## What you need to do
Retype each entry below, keeping every character the same.

Data records:
+ + + + + + +
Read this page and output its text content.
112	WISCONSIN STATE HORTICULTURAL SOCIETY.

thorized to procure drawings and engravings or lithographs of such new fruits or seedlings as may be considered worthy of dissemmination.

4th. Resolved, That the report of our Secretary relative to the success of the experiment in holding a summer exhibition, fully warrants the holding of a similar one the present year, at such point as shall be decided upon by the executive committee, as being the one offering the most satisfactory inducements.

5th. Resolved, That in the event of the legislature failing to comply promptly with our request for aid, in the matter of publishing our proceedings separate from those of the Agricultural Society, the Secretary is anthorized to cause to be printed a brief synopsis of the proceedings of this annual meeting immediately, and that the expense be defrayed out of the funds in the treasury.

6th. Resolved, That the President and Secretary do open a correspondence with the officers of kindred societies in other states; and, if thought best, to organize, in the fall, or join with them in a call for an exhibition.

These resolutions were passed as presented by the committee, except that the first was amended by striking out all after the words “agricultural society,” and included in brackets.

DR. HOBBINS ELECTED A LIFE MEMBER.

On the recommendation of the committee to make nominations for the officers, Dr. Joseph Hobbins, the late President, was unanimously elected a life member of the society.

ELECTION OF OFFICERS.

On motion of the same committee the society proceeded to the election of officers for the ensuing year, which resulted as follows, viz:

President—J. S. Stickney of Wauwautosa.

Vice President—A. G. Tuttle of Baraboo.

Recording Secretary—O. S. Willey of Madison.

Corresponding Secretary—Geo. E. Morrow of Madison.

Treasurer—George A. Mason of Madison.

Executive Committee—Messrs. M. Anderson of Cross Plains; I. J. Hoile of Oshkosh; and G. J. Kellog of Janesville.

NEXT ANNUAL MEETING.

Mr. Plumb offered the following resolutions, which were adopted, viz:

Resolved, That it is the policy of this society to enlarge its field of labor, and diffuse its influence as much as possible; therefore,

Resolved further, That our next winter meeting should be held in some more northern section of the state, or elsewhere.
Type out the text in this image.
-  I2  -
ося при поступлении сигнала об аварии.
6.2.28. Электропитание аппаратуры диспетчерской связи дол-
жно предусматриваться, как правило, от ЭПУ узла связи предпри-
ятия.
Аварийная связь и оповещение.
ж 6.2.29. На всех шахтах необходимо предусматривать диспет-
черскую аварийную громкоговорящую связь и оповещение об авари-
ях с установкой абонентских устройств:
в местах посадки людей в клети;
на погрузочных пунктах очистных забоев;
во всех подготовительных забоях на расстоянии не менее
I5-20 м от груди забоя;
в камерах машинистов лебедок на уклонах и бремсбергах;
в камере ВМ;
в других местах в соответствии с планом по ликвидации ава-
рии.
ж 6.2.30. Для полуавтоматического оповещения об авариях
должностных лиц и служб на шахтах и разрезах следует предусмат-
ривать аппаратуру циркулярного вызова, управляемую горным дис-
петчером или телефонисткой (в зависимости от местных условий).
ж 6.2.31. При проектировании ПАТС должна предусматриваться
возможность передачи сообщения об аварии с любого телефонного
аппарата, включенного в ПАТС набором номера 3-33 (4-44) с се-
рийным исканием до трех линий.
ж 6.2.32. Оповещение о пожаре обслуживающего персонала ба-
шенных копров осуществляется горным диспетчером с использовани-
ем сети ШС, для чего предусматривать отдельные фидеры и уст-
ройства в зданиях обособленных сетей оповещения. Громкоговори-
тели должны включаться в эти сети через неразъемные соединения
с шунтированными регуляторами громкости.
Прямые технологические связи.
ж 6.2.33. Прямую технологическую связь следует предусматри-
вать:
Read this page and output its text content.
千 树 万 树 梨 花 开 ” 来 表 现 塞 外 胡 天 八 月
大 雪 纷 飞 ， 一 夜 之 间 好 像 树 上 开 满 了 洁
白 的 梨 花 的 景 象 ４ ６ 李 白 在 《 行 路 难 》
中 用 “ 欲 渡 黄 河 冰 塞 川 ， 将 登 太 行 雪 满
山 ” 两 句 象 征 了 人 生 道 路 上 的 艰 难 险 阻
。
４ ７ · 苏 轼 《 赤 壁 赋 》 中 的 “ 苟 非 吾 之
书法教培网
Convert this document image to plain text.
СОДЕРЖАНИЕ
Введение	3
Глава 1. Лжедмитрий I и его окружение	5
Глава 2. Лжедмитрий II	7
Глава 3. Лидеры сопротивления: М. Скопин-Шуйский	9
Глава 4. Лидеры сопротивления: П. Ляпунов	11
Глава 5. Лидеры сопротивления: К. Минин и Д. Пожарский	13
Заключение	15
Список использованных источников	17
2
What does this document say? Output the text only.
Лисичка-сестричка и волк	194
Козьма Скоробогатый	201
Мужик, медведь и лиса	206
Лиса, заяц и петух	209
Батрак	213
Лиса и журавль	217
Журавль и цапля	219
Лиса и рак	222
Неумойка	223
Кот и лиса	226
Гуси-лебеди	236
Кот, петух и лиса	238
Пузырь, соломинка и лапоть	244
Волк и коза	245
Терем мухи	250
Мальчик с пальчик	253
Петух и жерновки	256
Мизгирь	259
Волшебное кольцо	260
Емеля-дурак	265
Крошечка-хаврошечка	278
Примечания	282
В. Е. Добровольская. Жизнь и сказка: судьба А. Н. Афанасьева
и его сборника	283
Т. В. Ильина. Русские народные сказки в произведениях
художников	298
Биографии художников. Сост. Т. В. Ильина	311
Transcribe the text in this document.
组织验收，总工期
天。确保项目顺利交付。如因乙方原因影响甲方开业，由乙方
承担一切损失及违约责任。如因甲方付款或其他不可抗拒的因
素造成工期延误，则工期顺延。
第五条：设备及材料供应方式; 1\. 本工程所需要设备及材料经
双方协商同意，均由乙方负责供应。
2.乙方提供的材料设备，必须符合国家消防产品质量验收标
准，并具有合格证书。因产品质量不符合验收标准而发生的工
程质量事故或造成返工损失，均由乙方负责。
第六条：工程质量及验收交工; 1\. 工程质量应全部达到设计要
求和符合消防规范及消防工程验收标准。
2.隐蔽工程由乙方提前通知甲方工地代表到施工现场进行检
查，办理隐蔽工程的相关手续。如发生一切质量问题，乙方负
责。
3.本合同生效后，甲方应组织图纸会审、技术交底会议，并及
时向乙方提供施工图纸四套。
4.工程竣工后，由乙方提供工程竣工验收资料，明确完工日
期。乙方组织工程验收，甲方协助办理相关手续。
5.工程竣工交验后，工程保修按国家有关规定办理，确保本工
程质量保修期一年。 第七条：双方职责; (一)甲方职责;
+ + + + + + +
## Written response
Read this page and output its text content.
112	WISCONSIN STATE HORTICULTURAL SOCIETY.

thorized to procure drawings and engravings or lithographs of such new fruits or seedlings as may be considered worthy of dissemmination.

4th. Resolved, That the report of our Secretary relative to the success of the experiment in holding a summer exhibition, fully warrants the holding of a similar one the present year, at such point as shall be decided upon by the executive committee, as being the one offering the most satisfactory inducements.

5th. Resolved, That in the event of the legislature failing to comply promptly with our request for aid, in the matter of publishing our proceedings separate from those of the Agricultural Society, the Secretary is anthorized to cause to be printed a brief synopsis of the proceedings of this annual meeting immediately, and that the expense be defrayed out of the funds in the treasury.

6th. Resolved, That the President and Secretary do open a correspondence with the officers of kindred societies in other states; and, if thought best, to organize, in the fall, or join with them in a call for an exhibition.

These resolutions were passed as presented by the committee, except that the first was amended by striking out all after the words “agricultural society,” and included in brackets.

DR. HOBBINS ELECTED A LIFE MEMBER.

On the recommendation of the committee to make nominations for the officers, Dr. Joseph Hobbins, the late President, was unanimously elected a life member of the society.

ELECTION OF OFFICERS.

On motion of the same committee the society proceeded to the election of officers for the ensuing year, which resulted as follows, viz:

President—J. S. Stickney of Wauwautosa.

Vice President—A. G. Tuttle of Baraboo.

Recording Secretary—O. S. Willey of Madison.

Corresponding Secretary—Geo. E. Morrow of Madison.

Treasurer—George A. Mason of Madison.

Executive Committee—Messrs. M. Anderson of Cross Plains; I. J. Hoile of Oshkosh; and G. J. Kellog of Janesville.

NEXT ANNUAL MEETING.

Mr. Plumb offered the following resolutions, which were adopted, viz:

Resolved, That it is the policy of this society to enlarge its field of labor, and diffuse its influence as much as possible; therefore,

Resolved further, That our next winter meeting should be held in some more northern section of the state, or elsewhere.
Type out the text in this image.
-  I2  -
ося при поступлении сигнала об аварии.
6.2.28. Электропитание аппаратуры диспетчерской связи дол-
жно предусматриваться, как правило, от ЭПУ узла связи предпри-
ятия.
Аварийная связь и оповещение.
ж 6.2.29. На всех шахтах необходимо предусматривать диспет-
черскую аварийную громкоговорящую связь и оповещение об авари-
ях с установкой абонентских устройств:
в местах посадки людей в клети;
на погрузочных пунктах очистных забоев;
во всех подготовительных забоях на расстоянии не менее
I5-20 м от груди забоя;
в камерах машинистов лебедок на уклонах и бремсбергах;
в камере ВМ;
в других местах в соответствии с планом по ликвидации ава-
рии.
ж 6.2.30. Для полуавтоматического оповещения об авариях
должностных лиц и служб на шахтах и разрезах следует предусмат-
ривать аппаратуру циркулярного вызова, управляемую горным дис-
петчером или телефонисткой (в зависимости от местных условий).
ж 6.2.31. При проектировании ПАТС должна предусматриваться
возможность передачи сообщения об аварии с любого телефонного
аппарата, включенного в ПАТС набором номера 3-33 (4-44) с се-
рийным исканием до трех линий.
ж 6.2.32. Оповещение о пожаре обслуживающего персонала ба-
шенных копров осуществляется горным диспетчером с использовани-
ем сети ШС, для чего предусматривать отдельные фидеры и уст-
ройства в зданиях обособленных сетей оповещения. Громкоговори-
тели должны включаться в эти сети через неразъемные соединения
с шунтированными регуляторами громкости.
Прямые технологические связи.
ж 6.2.33. Прямую технологическую связь следует предусматри-
вать:
Read this page and output its text content.
千 树 万 树 梨 花 开 ” 来 表 现 塞 外 胡 天 八 月
大 雪 纷 飞 ， 一 夜 之 间 好 像 树 上 开 满 了 洁
白 的 梨 花 的 景 象 ４ ６ 李 白 在 《 行 路 难 》
中 用 “ 欲 渡 黄 河 冰 塞 川 ， 将 登 太 行 雪 满
山 ” 两 句 象 征 了 人 生 道 路 上 的 艰 难 险 阻
。
４ ７ · 苏 轼 《 赤 壁 赋 》 中 的 “ 苟 非 吾 之
书法教培网
Convert this document image to plain text.
СОДЕРЖАНИЕ
Введение	3
Глава 1. Лжедмитрий I и его окружение	5
Глава 2. Лжедмитрий II	7
Глава 3. Лидеры сопротивления: М. Скопин-Шуйский	9
Глава 4. Лидеры сопротивления: П. Ляпунов	11
Глава 5. Лидеры сопротивления: К. Минин и Д. Пожарский	13
Заключение	15
Список использованных источников	17
2
What does this document say? Output the text only.
Лисичка-сестричка и волк	194
Козьма Скоробогатый	201
Мужик, медведь и лиса	206
Лиса, заяц и петух	209
Батрак	213
Лиса и журавль	217
Журавль и цапля	219
Лиса и рак	222
Неумойка	223
Кот и лиса	226
Гуси-лебеди	236
Кот, петух и лиса	238
Пузырь, соломинка и лапоть	244
Волк и коза	245
Терем мухи	250
Мальчик с пальчик	253
Петух и жерновки	256
Мизгирь	259
Волшебное кольцо	260
Емеля-дурак	265
Крошечка-хаврошечка	278
Примечания	282
В. Е. Добровольская. Жизнь и сказка: судьба А. Н. Афанасьева
и его сборника	283
Т. В. Ильина. Русские народные сказки в произведениях
художников	298
Биографии художников. Сост. Т. В. Ильина	311
Transcribe the text in this document.
组织验收，总工期
天。确保项目顺利交付。如因乙方原因影响甲方开业，由乙方
承担一切损失及违约责任。如因甲方付款或其他不可抗拒的因
素造成工期延误，则工期顺延。
第五条：设备及材料供应方式; 1\. 本工程所需要设备及材料经
双方协商同意，均由乙方负责供应。
2.乙方提供的材料设备，必须符合国家消防产品质量验收标
准，并具有合格证书。因产品质量不符合验收标准而发生的工
程质量事故或造成返工损失，均由乙方负责。
第六条：工程质量及验收交工; 1\. 工程质量应全部达到设计要
求和符合消防规范及消防工程验收标准。
2.隐蔽工程由乙方提前通知甲方工地代表到施工现场进行检
查，办理隐蔽工程的相关手续。如发生一切质量问题，乙方负
责。
3.本合同生效后，甲方应组织图纸会审、技术交底会议，并及
时向乙方提供施工图纸四套。
4.工程竣工后，由乙方提供工程竣工验收资料，明确完工日
期。乙方组织工程验收，甲方协助办理相关手续。
5.工程竣工交验后，工程保修按国家有关规定办理，确保本工
程质量保修期一年。 第七条：双方职责; (一)甲方职责;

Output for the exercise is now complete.